### Short task
Copy out the records below line for line, leaving out the pictures.

::::

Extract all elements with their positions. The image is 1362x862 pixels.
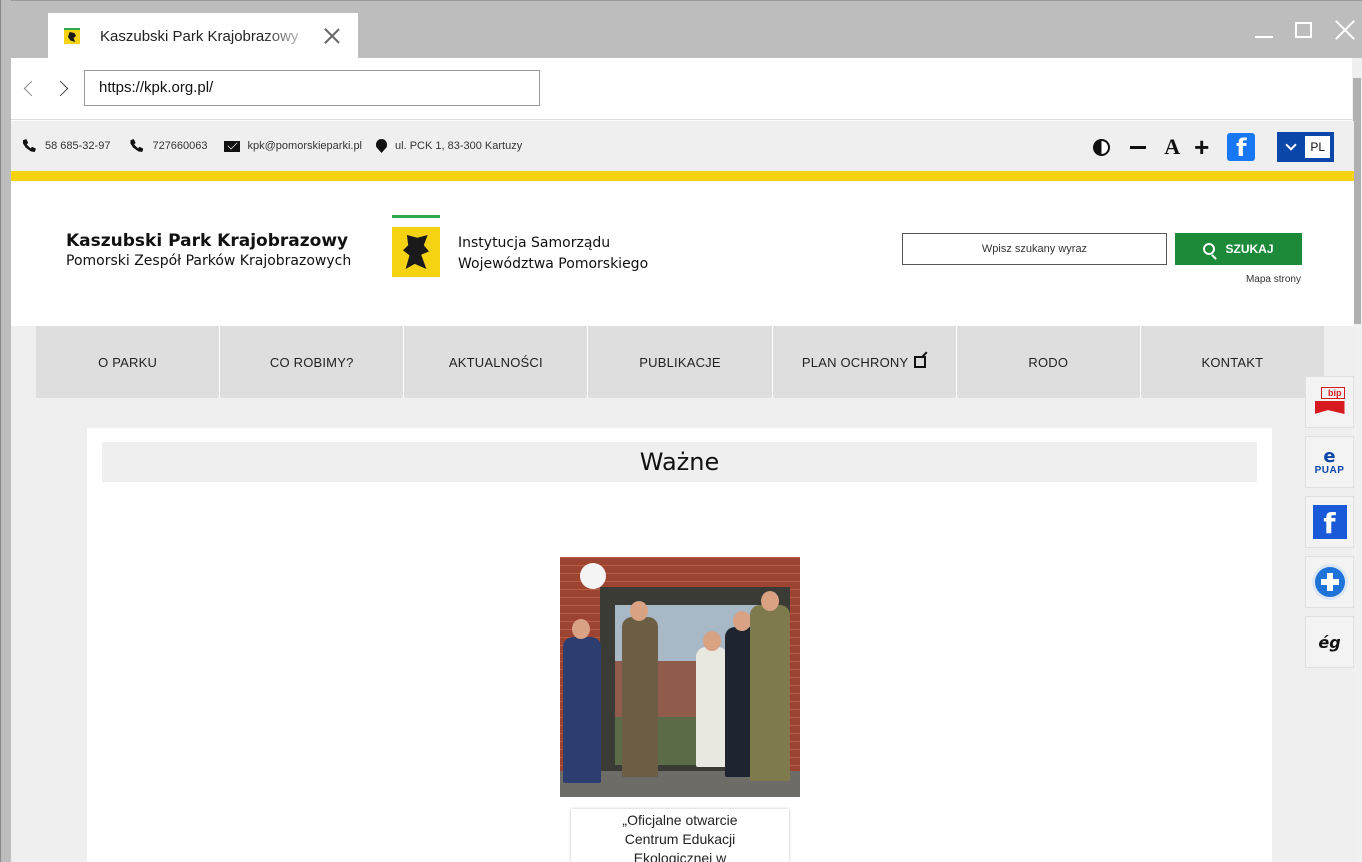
menu-item-label: AKTUALNOŚCI xyxy=(448,354,543,370)
scrollbar-thumb[interactable] xyxy=(1353,78,1361,324)
phone-icon xyxy=(23,139,37,153)
institution-text: Instytucja Samorządu Województwa Pomorsk… xyxy=(458,233,648,275)
bip-label: bip xyxy=(1320,387,1345,399)
sign-language-icon: ég xyxy=(1318,632,1341,652)
browser-titlebar: Kaszubski Park Krajobrazowy xyxy=(0,0,1362,59)
caption-line-1: „Oficjalne otwarcie xyxy=(622,812,738,828)
menu-item-label: O PARKU xyxy=(98,354,158,370)
font-decrease-button[interactable] xyxy=(1130,145,1147,149)
facebook-side-link[interactable]: f xyxy=(1305,496,1354,548)
site-header: Kaszubski Park Krajobrazowy Pomorski Zes… xyxy=(11,181,1354,326)
tab-title: Kaszubski Park Krajobrazowy xyxy=(100,27,299,45)
menu-item-label: CO ROBIMY? xyxy=(269,354,354,370)
email-contact[interactable]: kpk@pomorskieparki.pl xyxy=(223,140,363,152)
epuap-label: PUAP xyxy=(1314,465,1345,476)
menu-item-kontakt[interactable]: KONTAKT xyxy=(1140,326,1324,398)
close-window-icon[interactable] xyxy=(1334,19,1356,41)
accent-stripe xyxy=(11,171,1354,181)
phone-number-1: 58 685-32-97 xyxy=(45,140,111,152)
sitemap-link[interactable]: Mapa strony xyxy=(1246,274,1301,285)
chevron-down-icon xyxy=(1285,139,1297,151)
article-caption[interactable]: „Oficjalne otwarcie Centrum Edukacji Eko… xyxy=(571,809,789,862)
menu-item-label: RODO xyxy=(1028,354,1069,370)
window-edge xyxy=(0,0,11,862)
search-icon xyxy=(1203,243,1216,255)
email-address: kpk@pomorskieparki.pl xyxy=(247,140,363,152)
minimize-icon[interactable] xyxy=(1255,36,1273,38)
contrast-icon[interactable] xyxy=(1093,138,1111,156)
map-pin-icon xyxy=(376,139,388,153)
menu-item-rodo[interactable]: RODO xyxy=(956,326,1141,398)
menu-item-co-robimy[interactable]: CO ROBIMY? xyxy=(220,326,405,398)
menu-item-label: KONTAKT xyxy=(1201,354,1264,370)
facebook-icon[interactable]: f xyxy=(1227,133,1256,162)
menu-item-aktualnosci[interactable]: AKTUALNOŚCI xyxy=(404,326,589,398)
window-controls xyxy=(1255,19,1362,41)
article-photo[interactable] xyxy=(560,557,800,797)
forward-icon[interactable] xyxy=(55,80,69,98)
language-code: PL xyxy=(1305,136,1330,158)
bip-link[interactable]: bip xyxy=(1305,376,1354,428)
side-icon-bar: bip e PUAP f ég xyxy=(1305,376,1355,676)
phone-icon xyxy=(130,139,144,153)
menu-item-plan-ochrony[interactable]: PLAN OCHRONY xyxy=(772,326,957,398)
brand-title: Kaszubski Park Krajobrazowy xyxy=(66,231,349,251)
facebook-icon: f xyxy=(1312,505,1347,540)
maximize-icon[interactable] xyxy=(1295,22,1312,38)
brand-subtitle: Pomorski Zespół Parków Krajobrazowych xyxy=(66,253,352,269)
menu-item-label: PLAN OCHRONY xyxy=(801,354,909,370)
caption-line-3: Ekologicznej w xyxy=(633,850,727,862)
search-input[interactable]: Wpisz szukany wyraz xyxy=(902,233,1167,265)
menu-item-publikacje[interactable]: PUBLIKACJE xyxy=(588,326,773,398)
menu-item-label: PUBLIKACJE xyxy=(639,354,721,370)
language-select[interactable]: PL xyxy=(1277,132,1334,162)
bip-icon: bip xyxy=(1314,387,1345,417)
phone-contact-1[interactable]: 58 685-32-97 xyxy=(23,139,110,153)
epuap-icon: e PUAP xyxy=(1315,448,1345,476)
institution-line-1: Instytucja Samorządu xyxy=(458,235,611,251)
main-menu: O PARKU CO ROBIMY? AKTUALNOŚCI PUBLIKACJ… xyxy=(11,326,1354,398)
sign-language-link[interactable]: ég xyxy=(1305,616,1354,668)
close-tab-icon[interactable] xyxy=(322,26,342,46)
search-button-label: SZUKAJ xyxy=(1225,242,1274,256)
accessibility-tools: A + f PL xyxy=(1093,132,1334,162)
site-logo-link[interactable]: Kaszubski Park Krajobrazowy Pomorski Zes… xyxy=(66,231,351,269)
phone-number-2: 727660063 xyxy=(152,140,208,152)
external-link-icon xyxy=(914,356,927,368)
pomorskie-emblem-icon xyxy=(392,227,440,277)
font-reset-button[interactable]: A xyxy=(1164,134,1180,160)
emblem-accent xyxy=(392,215,440,218)
section-title: Ważne xyxy=(102,442,1257,482)
caption-line-2: Centrum Edukacji xyxy=(624,831,736,847)
address-bar[interactable]: https://kpk.org.pl/ xyxy=(84,70,540,106)
contact-bar: 58 685-32-97 727660063 kpk@pomorskiepark… xyxy=(11,121,1354,171)
font-increase-button[interactable]: + xyxy=(1194,134,1209,160)
menu-item-o-parku[interactable]: O PARKU xyxy=(36,326,221,398)
site-favicon-icon xyxy=(64,28,80,44)
mail-icon xyxy=(223,140,240,152)
address-contact: ul. PCK 1, 83-300 Kartuzy xyxy=(376,139,522,153)
search-button[interactable]: SZUKAJ xyxy=(1175,233,1302,265)
medical-cross-icon xyxy=(1314,567,1345,597)
epuap-e: e xyxy=(1323,446,1336,467)
accessibility-link[interactable] xyxy=(1305,556,1354,608)
back-icon[interactable] xyxy=(23,80,37,98)
postal-address: ul. PCK 1, 83-300 Kartuzy xyxy=(395,140,523,152)
browser-navbar: https://kpk.org.pl/ xyxy=(11,58,1362,120)
browser-tab[interactable]: Kaszubski Park Krajobrazowy xyxy=(48,13,358,59)
epuap-link[interactable]: e PUAP xyxy=(1305,436,1354,488)
phone-contact-2[interactable]: 727660063 xyxy=(130,139,207,153)
main-content: Ważne „Oficjalne otwarcie Centrum Edukac… xyxy=(87,428,1272,862)
institution-line-2: Województwa Pomorskiego xyxy=(458,256,649,272)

::::

### Solution
Extract all elements with their positions. The image is 1362x862 pixels.
menu-item-label: AKTUALNOŚCI xyxy=(448,354,543,370)
scrollbar-thumb[interactable] xyxy=(1353,78,1361,324)
phone-icon xyxy=(23,139,37,153)
institution-text: Instytucja Samorządu Województwa Pomorsk… xyxy=(458,233,648,275)
bip-label: bip xyxy=(1320,387,1345,399)
sign-language-icon: ég xyxy=(1318,632,1341,652)
browser-titlebar: Kaszubski Park Krajobrazowy xyxy=(0,0,1362,59)
caption-line-1: „Oficjalne otwarcie xyxy=(622,812,738,828)
menu-item-label: O PARKU xyxy=(98,354,158,370)
font-decrease-button[interactable] xyxy=(1130,145,1147,149)
facebook-side-link[interactable]: f xyxy=(1305,496,1354,548)
site-header: Kaszubski Park Krajobrazowy Pomorski Zes… xyxy=(11,181,1354,326)
tab-title: Kaszubski Park Krajobrazowy xyxy=(100,27,299,45)
menu-item-label: CO ROBIMY? xyxy=(269,354,354,370)
email-contact[interactable]: kpk@pomorskieparki.pl xyxy=(223,140,363,152)
epuap-label: PUAP xyxy=(1314,465,1345,476)
menu-item-kontakt[interactable]: KONTAKT xyxy=(1140,326,1324,398)
close-window-icon[interactable] xyxy=(1334,19,1356,41)
accent-stripe xyxy=(11,171,1354,181)
phone-number-1: 58 685-32-97 xyxy=(45,140,111,152)
sitemap-link[interactable]: Mapa strony xyxy=(1246,274,1301,285)
chevron-down-icon xyxy=(1285,139,1297,151)
article-caption[interactable]: „Oficjalne otwarcie Centrum Edukacji Eko… xyxy=(571,809,789,862)
menu-item-label: RODO xyxy=(1028,354,1069,370)
window-edge xyxy=(0,0,11,862)
search-icon xyxy=(1203,243,1216,255)
email-address: kpk@pomorskieparki.pl xyxy=(247,140,363,152)
minimize-icon[interactable] xyxy=(1255,36,1273,38)
contrast-icon[interactable] xyxy=(1093,138,1111,156)
map-pin-icon xyxy=(376,139,388,153)
menu-item-rodo[interactable]: RODO xyxy=(956,326,1141,398)
menu-item-co-robimy[interactable]: CO ROBIMY? xyxy=(220,326,405,398)
menu-item-label: KONTAKT xyxy=(1201,354,1264,370)
facebook-icon[interactable]: f xyxy=(1227,133,1256,162)
menu-item-aktualnosci[interactable]: AKTUALNOŚCI xyxy=(404,326,589,398)
window-controls xyxy=(1255,19,1362,41)
article-photo[interactable] xyxy=(560,557,800,797)
forward-icon[interactable] xyxy=(55,80,69,98)
language-code: PL xyxy=(1305,136,1330,158)
bip-link[interactable]: bip xyxy=(1305,376,1354,428)
side-icon-bar: bip e PUAP f ég xyxy=(1305,376,1355,676)
phone-icon xyxy=(130,139,144,153)
menu-item-plan-ochrony[interactable]: PLAN OCHRONY xyxy=(772,326,957,398)
brand-title: Kaszubski Park Krajobrazowy xyxy=(66,231,349,251)
facebook-icon: f xyxy=(1312,505,1347,540)
maximize-icon[interactable] xyxy=(1295,22,1312,38)
brand-subtitle: Pomorski Zespół Parków Krajobrazowych xyxy=(66,253,352,269)
menu-item-label: PLAN OCHRONY xyxy=(801,354,909,370)
caption-line-3: Ekologicznej w xyxy=(633,850,727,862)
search-input[interactable]: Wpisz szukany wyraz xyxy=(902,233,1167,265)
menu-item-publikacje[interactable]: PUBLIKACJE xyxy=(588,326,773,398)
menu-item-label: PUBLIKACJE xyxy=(639,354,721,370)
language-select[interactable]: PL xyxy=(1277,132,1334,162)
bip-icon: bip xyxy=(1314,387,1345,417)
phone-contact-1[interactable]: 58 685-32-97 xyxy=(23,139,110,153)
epuap-icon: e PUAP xyxy=(1315,448,1345,476)
institution-line-1: Instytucja Samorządu xyxy=(458,235,611,251)
main-menu: O PARKU CO ROBIMY? AKTUALNOŚCI PUBLIKACJ… xyxy=(11,326,1354,398)
sign-language-link[interactable]: ég xyxy=(1305,616,1354,668)
close-tab-icon[interactable] xyxy=(322,26,342,46)
search-button-label: SZUKAJ xyxy=(1225,242,1274,256)
accessibility-tools: A + f PL xyxy=(1093,132,1334,162)
site-logo-link[interactable]: Kaszubski Park Krajobrazowy Pomorski Zes… xyxy=(66,231,351,269)
phone-number-2: 727660063 xyxy=(152,140,208,152)
external-link-icon xyxy=(914,356,927,368)
pomorskie-emblem-icon xyxy=(392,227,440,277)
font-reset-button[interactable]: A xyxy=(1164,134,1180,160)
emblem-accent xyxy=(392,215,440,218)
section-title: Ważne xyxy=(102,442,1257,482)
caption-line-2: Centrum Edukacji xyxy=(624,831,736,847)
address-bar[interactable]: https://kpk.org.pl/ xyxy=(84,70,540,106)
contact-bar: 58 685-32-97 727660063 kpk@pomorskiepark… xyxy=(11,121,1354,171)
font-increase-button[interactable]: + xyxy=(1194,134,1209,160)
menu-item-o-parku[interactable]: O PARKU xyxy=(36,326,221,398)
site-favicon-icon xyxy=(64,28,80,44)
mail-icon xyxy=(223,140,240,152)
address-contact: ul. PCK 1, 83-300 Kartuzy xyxy=(376,139,522,153)
search-button[interactable]: SZUKAJ xyxy=(1175,233,1302,265)
medical-cross-icon xyxy=(1314,567,1345,597)
epuap-e: e xyxy=(1323,446,1336,467)
accessibility-link[interactable] xyxy=(1305,556,1354,608)
back-icon[interactable] xyxy=(23,80,37,98)
postal-address: ul. PCK 1, 83-300 Kartuzy xyxy=(395,140,523,152)
browser-navbar: https://kpk.org.pl/ xyxy=(11,58,1362,120)
browser-tab[interactable]: Kaszubski Park Krajobrazowy xyxy=(48,13,358,59)
epuap-link[interactable]: e PUAP xyxy=(1305,436,1354,488)
phone-contact-2[interactable]: 727660063 xyxy=(130,139,207,153)
main-content: Ważne „Oficjalne otwarcie Centrum Edukac… xyxy=(87,428,1272,862)
institution-line-2: Województwa Pomorskiego xyxy=(458,256,649,272)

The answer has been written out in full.